GIVEN EXERCISE.
Show each line of the data below that has the string "with" in it.

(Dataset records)
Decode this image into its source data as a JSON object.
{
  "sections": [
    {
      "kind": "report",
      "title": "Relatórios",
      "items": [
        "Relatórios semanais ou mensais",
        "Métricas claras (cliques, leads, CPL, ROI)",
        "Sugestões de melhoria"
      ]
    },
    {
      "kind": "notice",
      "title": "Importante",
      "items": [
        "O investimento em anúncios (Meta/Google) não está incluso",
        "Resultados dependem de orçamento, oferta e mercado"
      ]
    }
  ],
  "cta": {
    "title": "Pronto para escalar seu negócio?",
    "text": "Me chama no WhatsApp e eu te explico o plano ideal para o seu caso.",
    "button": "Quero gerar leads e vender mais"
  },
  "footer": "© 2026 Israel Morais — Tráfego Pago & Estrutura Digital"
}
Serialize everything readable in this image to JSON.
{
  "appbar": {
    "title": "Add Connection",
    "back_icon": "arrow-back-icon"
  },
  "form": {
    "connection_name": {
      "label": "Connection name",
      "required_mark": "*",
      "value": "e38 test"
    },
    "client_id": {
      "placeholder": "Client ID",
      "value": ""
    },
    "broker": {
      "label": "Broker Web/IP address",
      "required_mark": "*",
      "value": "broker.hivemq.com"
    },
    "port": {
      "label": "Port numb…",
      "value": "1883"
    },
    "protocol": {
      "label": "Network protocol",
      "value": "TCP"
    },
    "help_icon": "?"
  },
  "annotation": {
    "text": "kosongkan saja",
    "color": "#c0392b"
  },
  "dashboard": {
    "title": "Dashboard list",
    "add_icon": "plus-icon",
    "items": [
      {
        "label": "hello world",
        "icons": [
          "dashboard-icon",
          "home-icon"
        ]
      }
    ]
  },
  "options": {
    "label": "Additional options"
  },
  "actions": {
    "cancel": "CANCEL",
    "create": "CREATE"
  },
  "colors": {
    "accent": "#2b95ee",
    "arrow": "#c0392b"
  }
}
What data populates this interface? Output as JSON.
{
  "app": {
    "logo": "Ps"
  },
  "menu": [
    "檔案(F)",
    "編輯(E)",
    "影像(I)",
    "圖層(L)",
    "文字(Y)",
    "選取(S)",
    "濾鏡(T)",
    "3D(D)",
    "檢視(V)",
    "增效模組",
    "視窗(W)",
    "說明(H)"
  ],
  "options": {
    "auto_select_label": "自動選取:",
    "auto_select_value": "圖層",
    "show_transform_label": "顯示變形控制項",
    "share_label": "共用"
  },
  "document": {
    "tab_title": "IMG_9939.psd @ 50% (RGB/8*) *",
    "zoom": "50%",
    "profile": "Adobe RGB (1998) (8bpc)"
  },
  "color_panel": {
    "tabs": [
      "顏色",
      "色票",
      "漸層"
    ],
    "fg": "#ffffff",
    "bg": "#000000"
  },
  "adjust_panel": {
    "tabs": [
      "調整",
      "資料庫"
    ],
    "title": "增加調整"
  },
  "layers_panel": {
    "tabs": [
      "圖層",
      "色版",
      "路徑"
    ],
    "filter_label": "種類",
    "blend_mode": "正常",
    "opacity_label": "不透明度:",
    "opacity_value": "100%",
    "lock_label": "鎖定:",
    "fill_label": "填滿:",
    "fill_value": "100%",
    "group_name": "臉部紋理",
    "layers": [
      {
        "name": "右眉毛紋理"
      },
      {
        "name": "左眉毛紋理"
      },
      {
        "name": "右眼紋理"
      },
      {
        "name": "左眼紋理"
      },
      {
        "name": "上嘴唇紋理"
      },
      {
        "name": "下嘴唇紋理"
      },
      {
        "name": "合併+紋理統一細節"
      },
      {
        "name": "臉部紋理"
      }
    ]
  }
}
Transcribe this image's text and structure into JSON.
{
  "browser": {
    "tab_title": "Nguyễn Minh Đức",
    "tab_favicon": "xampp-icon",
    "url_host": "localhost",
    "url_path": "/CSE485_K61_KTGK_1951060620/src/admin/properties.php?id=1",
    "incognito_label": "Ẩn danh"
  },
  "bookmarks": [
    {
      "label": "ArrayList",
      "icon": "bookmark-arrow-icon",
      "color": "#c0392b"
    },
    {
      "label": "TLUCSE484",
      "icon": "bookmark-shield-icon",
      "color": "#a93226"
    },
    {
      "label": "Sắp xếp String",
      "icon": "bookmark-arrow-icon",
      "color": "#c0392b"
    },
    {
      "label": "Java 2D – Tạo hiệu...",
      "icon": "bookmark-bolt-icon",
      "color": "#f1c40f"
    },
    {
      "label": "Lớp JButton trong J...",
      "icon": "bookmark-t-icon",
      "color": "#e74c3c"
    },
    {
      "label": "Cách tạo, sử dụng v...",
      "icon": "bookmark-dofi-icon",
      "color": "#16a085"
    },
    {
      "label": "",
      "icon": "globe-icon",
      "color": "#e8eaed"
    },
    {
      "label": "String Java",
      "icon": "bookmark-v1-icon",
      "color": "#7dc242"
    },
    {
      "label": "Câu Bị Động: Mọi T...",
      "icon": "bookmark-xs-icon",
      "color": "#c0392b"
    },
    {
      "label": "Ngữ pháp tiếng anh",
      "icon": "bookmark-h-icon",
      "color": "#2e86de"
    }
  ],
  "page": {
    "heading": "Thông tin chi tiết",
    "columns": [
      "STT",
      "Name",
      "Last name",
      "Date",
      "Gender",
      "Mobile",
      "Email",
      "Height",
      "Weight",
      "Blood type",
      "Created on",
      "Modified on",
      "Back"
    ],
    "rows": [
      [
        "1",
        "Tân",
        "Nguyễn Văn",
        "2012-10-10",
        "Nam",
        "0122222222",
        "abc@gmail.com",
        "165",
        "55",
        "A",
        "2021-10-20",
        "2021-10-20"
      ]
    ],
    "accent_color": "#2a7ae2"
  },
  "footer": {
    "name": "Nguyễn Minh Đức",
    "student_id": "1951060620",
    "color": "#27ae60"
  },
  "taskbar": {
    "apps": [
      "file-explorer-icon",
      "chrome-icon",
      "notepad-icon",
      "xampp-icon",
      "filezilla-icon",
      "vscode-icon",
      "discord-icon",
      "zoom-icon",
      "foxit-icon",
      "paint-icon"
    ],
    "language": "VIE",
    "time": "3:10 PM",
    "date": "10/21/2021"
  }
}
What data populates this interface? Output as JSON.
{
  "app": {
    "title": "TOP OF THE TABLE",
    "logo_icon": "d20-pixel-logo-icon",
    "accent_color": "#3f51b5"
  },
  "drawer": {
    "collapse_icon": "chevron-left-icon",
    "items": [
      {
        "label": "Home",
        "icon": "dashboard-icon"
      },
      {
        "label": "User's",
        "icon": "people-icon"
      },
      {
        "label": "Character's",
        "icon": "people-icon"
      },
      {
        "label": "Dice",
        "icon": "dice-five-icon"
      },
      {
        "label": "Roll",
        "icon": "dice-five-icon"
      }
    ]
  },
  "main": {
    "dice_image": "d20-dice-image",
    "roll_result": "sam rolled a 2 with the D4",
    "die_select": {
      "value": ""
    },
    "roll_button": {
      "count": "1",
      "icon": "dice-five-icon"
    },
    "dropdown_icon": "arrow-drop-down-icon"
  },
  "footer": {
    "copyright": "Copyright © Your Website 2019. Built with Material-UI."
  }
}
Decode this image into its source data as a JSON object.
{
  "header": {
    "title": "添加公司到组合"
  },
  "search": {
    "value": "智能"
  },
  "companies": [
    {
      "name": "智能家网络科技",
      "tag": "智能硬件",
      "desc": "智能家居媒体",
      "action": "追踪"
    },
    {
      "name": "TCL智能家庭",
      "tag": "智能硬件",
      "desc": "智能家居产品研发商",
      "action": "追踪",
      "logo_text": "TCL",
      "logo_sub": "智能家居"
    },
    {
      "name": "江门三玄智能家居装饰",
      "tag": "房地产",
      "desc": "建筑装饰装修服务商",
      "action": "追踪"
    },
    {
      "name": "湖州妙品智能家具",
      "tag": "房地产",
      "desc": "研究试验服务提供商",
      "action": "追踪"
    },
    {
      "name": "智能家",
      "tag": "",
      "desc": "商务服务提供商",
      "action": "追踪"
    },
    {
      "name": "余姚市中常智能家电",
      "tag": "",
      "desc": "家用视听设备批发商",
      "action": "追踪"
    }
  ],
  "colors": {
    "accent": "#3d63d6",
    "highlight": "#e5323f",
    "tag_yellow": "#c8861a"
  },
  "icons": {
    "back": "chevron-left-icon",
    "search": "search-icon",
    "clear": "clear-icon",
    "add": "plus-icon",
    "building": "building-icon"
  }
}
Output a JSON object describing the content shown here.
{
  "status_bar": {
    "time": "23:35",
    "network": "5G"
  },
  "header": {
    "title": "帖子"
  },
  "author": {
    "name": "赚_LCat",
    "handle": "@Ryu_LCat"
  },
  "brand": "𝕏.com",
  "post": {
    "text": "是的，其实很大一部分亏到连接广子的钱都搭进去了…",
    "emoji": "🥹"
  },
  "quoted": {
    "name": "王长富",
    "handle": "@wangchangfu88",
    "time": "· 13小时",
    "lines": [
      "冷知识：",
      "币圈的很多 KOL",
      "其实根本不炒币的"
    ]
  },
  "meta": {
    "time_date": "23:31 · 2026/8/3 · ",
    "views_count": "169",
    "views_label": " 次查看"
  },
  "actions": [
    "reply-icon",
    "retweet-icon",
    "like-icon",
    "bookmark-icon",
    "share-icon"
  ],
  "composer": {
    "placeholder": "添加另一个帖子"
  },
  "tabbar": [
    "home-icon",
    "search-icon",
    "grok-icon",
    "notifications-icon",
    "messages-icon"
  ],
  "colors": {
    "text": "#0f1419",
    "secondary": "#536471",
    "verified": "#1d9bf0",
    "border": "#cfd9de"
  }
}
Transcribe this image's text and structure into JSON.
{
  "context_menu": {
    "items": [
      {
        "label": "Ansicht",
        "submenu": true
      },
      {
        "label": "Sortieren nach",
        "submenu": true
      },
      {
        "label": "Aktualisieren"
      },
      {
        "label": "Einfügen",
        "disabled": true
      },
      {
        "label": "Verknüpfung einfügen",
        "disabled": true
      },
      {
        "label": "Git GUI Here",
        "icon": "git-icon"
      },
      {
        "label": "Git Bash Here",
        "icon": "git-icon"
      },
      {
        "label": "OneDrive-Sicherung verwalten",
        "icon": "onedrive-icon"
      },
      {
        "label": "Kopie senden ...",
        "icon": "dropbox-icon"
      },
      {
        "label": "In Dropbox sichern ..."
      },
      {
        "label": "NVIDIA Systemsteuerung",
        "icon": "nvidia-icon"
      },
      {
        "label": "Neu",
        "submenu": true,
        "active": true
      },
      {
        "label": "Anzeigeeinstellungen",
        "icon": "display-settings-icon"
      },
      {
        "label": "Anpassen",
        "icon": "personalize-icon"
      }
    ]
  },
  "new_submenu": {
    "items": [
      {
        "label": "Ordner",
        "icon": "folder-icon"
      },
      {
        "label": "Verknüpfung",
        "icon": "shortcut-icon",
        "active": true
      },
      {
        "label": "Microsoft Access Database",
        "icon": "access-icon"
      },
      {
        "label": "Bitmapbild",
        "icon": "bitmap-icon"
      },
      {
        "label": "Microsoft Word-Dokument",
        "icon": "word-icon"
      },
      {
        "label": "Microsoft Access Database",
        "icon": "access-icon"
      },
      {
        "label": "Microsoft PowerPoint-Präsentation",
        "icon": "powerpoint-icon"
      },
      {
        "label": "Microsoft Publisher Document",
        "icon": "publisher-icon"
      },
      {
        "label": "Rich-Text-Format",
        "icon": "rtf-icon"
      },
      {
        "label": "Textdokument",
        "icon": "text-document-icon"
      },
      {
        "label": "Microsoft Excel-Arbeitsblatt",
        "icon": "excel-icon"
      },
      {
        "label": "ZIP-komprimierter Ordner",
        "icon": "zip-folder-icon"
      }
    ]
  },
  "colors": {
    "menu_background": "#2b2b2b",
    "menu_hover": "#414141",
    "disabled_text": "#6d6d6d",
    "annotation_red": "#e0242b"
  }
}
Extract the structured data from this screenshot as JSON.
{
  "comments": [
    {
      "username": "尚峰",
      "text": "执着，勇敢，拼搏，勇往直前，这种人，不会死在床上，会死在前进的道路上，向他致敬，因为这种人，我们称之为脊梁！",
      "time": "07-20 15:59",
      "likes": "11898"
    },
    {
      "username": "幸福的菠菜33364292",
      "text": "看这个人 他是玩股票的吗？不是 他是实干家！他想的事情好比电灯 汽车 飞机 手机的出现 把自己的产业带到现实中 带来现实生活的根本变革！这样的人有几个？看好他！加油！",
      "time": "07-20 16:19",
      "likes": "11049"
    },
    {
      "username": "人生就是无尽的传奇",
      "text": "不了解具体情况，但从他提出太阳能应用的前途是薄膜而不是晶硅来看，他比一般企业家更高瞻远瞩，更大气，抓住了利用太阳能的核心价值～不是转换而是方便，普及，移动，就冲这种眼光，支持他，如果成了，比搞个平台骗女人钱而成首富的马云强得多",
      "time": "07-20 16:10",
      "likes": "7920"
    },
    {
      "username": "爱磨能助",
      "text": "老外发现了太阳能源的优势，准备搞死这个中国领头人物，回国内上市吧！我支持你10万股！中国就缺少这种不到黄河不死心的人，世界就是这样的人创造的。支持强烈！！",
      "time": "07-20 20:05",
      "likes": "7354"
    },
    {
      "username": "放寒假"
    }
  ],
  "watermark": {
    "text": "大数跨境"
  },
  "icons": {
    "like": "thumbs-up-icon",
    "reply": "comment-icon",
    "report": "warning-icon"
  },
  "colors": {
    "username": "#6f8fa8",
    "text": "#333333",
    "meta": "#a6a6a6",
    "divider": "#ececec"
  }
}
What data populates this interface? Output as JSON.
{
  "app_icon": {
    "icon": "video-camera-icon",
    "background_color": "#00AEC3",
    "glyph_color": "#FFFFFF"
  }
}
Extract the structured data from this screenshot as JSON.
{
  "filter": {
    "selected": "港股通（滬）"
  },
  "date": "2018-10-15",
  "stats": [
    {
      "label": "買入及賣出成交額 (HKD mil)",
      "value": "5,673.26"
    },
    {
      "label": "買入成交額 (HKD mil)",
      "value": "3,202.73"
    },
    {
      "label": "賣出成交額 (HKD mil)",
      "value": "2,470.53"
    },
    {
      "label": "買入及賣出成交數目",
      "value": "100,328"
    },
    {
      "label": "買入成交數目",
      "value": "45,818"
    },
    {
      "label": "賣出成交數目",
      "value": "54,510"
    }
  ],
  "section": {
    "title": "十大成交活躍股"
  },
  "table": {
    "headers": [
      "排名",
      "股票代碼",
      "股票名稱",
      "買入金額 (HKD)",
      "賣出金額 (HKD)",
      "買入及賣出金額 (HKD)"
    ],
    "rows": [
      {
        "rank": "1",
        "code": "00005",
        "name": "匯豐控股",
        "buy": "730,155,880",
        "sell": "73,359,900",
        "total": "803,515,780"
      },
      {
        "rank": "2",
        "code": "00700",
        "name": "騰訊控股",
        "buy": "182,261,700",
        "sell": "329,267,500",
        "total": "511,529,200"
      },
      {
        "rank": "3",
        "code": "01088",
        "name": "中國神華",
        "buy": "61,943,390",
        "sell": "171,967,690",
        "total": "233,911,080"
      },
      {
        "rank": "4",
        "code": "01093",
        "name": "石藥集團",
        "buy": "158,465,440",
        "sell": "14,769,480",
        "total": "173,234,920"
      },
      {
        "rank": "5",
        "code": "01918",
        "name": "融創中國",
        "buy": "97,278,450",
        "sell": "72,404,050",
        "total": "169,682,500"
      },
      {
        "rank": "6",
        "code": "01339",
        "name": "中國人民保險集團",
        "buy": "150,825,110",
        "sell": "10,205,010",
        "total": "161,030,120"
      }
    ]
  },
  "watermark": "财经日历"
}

OUTPUT FOR THIS TASK.
    "roll_result": "sam rolled a 2 with the D4",
    "copyright": "Copyright © Your Website 2019. Built with Material-UI."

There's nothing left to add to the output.